Find each line containing the string "value" and return it.

◆ ◆ ◆ ◆ ◆ ◆ ◆

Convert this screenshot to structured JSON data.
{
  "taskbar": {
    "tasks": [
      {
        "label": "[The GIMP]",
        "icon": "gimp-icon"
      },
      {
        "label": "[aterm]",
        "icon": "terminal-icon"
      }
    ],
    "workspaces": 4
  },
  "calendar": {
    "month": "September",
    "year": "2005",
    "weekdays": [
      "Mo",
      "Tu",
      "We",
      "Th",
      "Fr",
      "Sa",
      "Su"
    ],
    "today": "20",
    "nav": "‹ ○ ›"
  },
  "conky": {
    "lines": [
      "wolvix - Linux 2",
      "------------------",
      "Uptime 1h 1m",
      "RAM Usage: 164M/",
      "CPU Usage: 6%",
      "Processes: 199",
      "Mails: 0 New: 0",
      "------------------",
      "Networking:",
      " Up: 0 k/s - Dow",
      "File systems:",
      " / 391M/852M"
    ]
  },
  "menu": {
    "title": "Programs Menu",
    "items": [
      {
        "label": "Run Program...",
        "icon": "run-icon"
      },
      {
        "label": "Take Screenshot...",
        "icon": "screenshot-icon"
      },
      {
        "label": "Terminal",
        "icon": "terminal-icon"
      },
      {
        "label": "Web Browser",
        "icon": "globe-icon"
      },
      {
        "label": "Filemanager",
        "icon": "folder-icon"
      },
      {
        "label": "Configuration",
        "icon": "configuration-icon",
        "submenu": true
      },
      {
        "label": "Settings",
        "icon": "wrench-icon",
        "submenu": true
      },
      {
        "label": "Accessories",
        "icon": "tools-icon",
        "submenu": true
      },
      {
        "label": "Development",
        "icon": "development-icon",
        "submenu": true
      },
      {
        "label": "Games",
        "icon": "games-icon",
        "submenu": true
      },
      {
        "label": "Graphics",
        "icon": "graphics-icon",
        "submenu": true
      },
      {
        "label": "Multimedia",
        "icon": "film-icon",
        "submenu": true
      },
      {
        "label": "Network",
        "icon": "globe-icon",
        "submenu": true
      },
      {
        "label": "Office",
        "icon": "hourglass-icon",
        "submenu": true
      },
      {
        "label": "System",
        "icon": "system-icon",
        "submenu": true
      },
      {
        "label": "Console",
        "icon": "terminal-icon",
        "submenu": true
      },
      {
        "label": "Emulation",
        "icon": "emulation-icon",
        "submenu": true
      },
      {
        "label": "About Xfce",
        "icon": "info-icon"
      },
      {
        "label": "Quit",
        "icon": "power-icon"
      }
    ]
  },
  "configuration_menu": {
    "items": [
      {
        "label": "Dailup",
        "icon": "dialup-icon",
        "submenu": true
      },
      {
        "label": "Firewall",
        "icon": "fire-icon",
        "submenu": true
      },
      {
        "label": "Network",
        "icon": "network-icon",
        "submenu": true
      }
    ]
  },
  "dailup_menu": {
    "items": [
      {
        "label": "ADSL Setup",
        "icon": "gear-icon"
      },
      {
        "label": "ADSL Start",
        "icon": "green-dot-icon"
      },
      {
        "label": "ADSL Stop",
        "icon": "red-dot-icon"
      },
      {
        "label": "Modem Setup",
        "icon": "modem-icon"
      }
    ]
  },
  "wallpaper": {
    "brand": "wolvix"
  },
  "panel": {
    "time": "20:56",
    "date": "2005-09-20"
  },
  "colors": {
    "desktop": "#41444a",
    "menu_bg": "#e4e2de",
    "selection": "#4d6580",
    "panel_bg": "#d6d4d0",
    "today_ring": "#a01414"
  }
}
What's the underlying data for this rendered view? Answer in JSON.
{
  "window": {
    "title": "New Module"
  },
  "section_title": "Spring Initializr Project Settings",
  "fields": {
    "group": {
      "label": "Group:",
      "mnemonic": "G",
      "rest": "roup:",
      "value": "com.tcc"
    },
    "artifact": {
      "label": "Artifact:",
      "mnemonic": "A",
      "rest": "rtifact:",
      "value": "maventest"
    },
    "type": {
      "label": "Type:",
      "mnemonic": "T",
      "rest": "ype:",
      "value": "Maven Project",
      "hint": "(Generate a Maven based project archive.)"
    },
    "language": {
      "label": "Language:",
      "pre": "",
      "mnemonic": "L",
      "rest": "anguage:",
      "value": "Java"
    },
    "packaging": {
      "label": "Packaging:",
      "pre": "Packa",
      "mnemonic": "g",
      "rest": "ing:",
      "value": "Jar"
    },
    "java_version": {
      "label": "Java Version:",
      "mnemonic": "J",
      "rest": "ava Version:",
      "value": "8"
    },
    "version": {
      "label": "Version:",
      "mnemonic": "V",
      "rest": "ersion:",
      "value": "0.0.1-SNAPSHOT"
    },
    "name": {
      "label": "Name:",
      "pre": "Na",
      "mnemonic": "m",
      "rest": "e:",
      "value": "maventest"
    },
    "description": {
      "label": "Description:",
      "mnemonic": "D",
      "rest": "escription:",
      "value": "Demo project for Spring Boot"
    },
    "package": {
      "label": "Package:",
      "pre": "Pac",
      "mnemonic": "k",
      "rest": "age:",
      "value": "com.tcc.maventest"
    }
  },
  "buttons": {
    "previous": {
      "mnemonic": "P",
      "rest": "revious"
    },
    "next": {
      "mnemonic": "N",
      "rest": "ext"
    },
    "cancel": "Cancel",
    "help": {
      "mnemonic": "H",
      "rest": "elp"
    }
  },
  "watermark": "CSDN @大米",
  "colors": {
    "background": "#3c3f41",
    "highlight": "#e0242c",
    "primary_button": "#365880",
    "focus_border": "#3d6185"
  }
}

◆ ◆ ◆ ◆ ◆ ◆ ◆

[Answer to this task]:
      "value": "com.tcc"
      "value": "maventest"
      "value": "Maven Project",
      "value": "Java"
      "value": "Jar"
      "value": "8"
      "value": "0.0.1-SNAPSHOT"
      "value": "maventest"
      "value": "Demo project for Spring Boot"
      "value": "com.tcc.maventest"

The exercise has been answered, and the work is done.